● **Problem requirements**: Lines containing "Figure" are to be counted. Give the number and nothing more.

※

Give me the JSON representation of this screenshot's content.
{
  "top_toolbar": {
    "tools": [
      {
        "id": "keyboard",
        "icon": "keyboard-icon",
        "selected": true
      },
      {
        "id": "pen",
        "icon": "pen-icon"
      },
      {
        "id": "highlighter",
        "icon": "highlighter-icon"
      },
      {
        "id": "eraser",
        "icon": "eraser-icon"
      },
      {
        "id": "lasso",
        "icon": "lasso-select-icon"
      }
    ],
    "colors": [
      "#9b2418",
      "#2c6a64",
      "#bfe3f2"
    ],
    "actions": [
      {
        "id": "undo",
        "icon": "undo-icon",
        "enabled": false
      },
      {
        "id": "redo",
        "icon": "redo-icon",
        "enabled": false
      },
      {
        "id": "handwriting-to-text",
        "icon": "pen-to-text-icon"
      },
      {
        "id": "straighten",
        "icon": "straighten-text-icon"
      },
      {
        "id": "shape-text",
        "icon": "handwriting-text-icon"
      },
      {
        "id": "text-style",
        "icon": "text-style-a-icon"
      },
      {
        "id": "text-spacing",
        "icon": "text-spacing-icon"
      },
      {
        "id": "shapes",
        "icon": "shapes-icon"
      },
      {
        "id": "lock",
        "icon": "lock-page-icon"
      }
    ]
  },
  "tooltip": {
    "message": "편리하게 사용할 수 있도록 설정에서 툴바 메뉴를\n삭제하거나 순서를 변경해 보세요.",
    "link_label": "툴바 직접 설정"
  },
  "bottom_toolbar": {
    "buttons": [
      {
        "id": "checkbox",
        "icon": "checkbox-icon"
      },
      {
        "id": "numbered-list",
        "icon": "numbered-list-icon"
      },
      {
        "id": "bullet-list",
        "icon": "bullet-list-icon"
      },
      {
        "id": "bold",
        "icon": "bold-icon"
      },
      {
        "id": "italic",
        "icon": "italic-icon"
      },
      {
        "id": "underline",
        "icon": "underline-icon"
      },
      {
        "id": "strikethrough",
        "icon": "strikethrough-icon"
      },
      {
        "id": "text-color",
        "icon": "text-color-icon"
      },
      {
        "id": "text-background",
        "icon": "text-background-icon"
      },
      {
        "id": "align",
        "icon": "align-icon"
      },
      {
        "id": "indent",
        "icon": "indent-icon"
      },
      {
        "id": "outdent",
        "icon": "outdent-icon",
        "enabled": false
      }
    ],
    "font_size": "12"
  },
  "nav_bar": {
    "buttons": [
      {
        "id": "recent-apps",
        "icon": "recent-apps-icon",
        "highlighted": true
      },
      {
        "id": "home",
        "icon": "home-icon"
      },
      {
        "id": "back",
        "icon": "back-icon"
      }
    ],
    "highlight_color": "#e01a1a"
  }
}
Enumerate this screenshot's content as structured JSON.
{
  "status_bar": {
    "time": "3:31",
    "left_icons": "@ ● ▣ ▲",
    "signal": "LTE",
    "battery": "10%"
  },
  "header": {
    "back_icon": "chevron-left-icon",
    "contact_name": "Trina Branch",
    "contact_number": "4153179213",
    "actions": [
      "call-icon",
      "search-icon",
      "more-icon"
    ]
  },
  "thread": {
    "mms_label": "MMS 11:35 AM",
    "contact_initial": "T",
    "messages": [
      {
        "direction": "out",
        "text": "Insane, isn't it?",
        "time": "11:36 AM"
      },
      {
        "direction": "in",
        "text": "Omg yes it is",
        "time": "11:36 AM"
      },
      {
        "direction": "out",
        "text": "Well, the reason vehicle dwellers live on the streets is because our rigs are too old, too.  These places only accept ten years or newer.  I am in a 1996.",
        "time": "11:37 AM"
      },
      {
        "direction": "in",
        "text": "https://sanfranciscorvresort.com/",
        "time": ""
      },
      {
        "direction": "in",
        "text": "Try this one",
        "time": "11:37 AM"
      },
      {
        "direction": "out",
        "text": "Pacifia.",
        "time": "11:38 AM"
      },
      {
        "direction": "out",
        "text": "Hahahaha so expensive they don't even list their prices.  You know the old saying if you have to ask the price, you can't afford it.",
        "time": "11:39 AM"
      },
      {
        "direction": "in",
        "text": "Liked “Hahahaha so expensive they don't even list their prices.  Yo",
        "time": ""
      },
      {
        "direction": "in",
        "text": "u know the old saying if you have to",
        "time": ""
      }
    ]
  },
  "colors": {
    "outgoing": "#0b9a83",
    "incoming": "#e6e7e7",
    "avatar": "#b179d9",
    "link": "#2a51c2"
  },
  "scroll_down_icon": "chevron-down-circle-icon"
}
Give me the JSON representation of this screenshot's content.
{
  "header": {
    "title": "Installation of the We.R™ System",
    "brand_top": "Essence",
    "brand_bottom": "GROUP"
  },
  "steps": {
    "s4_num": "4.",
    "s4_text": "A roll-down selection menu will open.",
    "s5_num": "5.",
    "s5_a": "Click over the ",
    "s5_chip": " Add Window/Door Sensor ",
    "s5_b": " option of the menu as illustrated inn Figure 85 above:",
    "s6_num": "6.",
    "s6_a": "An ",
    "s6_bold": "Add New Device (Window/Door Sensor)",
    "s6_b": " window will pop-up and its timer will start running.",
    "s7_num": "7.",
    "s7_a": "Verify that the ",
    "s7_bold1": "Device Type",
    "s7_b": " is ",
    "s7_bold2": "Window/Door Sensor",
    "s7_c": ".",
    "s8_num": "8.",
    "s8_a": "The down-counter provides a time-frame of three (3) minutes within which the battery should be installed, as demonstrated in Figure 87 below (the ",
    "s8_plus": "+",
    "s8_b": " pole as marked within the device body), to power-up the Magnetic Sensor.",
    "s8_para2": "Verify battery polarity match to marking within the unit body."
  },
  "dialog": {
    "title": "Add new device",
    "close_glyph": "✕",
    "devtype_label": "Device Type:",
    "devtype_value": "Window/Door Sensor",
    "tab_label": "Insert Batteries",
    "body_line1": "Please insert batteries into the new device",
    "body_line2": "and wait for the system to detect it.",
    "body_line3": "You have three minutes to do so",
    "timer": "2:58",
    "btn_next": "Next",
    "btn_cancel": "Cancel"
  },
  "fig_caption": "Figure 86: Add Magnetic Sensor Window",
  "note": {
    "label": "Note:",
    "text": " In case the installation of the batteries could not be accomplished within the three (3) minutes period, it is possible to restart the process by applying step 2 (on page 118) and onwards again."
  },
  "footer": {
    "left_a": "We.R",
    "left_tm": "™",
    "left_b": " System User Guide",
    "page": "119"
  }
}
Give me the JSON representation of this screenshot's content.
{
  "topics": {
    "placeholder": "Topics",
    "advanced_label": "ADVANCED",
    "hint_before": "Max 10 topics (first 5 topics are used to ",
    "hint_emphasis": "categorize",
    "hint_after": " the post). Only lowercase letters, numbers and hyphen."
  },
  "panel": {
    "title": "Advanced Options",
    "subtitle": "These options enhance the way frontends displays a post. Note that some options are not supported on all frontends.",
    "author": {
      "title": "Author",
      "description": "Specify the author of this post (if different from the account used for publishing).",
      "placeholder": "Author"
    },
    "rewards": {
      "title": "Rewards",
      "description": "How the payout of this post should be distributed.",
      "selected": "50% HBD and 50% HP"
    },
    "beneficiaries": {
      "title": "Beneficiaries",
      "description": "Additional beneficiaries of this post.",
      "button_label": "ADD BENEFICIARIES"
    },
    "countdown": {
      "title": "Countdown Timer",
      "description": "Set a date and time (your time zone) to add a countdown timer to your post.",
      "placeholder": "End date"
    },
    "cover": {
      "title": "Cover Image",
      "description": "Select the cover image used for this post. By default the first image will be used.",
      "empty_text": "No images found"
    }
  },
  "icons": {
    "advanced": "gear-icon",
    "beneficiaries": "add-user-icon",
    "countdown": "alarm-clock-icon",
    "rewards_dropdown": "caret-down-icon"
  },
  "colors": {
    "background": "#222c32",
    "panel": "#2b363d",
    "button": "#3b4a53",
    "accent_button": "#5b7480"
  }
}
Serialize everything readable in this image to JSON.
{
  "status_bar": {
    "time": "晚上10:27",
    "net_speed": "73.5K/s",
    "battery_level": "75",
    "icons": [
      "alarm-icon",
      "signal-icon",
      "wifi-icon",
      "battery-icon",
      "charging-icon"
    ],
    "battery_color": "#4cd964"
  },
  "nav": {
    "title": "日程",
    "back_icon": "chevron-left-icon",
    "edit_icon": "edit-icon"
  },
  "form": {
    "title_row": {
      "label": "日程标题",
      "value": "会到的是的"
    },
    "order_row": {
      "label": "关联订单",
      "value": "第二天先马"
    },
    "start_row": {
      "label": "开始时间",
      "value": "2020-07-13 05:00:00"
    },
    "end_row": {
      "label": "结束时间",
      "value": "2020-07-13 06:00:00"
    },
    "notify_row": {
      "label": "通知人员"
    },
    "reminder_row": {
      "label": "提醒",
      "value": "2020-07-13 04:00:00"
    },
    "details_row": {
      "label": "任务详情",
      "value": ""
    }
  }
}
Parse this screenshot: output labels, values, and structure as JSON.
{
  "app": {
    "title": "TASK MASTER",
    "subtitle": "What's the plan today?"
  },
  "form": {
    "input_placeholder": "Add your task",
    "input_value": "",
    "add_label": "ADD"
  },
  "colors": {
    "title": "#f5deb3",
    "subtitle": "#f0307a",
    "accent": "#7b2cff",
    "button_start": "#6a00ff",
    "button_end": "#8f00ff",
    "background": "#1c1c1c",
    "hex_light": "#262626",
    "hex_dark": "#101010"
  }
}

※

● **Solved exercise**: 3